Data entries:
- - - - - - -
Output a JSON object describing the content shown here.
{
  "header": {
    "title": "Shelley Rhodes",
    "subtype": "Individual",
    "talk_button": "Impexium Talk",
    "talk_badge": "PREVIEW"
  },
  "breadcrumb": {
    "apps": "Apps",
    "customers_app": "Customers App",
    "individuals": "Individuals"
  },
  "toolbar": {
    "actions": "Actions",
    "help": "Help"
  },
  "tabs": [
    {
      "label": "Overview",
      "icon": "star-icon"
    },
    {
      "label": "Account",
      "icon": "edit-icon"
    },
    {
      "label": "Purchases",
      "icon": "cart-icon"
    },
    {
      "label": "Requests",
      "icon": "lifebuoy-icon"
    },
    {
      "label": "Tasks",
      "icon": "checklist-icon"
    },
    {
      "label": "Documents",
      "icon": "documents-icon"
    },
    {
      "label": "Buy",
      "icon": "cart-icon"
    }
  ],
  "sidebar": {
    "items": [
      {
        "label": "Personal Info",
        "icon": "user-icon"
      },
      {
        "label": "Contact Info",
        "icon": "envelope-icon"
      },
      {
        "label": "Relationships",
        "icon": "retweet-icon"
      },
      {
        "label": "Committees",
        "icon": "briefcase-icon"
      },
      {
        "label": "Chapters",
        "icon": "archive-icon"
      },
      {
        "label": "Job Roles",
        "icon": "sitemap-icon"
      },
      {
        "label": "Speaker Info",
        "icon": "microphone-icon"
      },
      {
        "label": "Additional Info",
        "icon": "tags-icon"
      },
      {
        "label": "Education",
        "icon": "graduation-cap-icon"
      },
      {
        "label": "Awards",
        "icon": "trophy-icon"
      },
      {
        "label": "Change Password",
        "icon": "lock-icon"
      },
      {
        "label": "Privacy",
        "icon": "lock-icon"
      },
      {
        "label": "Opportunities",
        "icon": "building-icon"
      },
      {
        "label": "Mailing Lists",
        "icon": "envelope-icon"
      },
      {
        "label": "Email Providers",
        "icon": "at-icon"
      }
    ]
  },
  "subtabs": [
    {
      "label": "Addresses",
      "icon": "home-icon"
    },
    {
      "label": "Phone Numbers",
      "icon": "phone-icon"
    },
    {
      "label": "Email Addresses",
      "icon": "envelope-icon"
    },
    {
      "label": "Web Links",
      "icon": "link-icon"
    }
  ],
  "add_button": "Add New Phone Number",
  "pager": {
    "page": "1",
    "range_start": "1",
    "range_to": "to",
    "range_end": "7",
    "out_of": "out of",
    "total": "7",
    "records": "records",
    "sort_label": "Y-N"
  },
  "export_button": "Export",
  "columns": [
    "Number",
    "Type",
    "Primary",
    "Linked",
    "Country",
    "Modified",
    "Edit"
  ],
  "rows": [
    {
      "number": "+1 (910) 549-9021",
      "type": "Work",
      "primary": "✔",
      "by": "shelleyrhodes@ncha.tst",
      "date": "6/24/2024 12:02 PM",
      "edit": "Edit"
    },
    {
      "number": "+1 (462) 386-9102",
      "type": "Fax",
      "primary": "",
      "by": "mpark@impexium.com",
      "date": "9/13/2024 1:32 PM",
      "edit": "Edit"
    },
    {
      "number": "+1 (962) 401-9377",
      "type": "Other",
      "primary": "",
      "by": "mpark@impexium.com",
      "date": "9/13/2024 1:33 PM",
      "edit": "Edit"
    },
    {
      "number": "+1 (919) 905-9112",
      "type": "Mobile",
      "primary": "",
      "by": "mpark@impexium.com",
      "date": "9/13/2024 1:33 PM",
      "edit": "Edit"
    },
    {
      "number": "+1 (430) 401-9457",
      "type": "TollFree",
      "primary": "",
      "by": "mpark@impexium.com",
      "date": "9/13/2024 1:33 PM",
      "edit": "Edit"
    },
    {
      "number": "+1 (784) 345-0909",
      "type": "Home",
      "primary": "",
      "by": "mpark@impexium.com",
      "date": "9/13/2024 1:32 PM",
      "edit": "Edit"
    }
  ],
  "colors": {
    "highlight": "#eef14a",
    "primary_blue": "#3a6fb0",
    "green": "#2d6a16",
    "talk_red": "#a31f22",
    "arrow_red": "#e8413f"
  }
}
- - - - - - -
§ **What the exercise asks**: From the entries above, extract every line where the word "Email" appears.

§ **Answer below**:
        "label": "Email Providers",
      "label": "Email Addresses",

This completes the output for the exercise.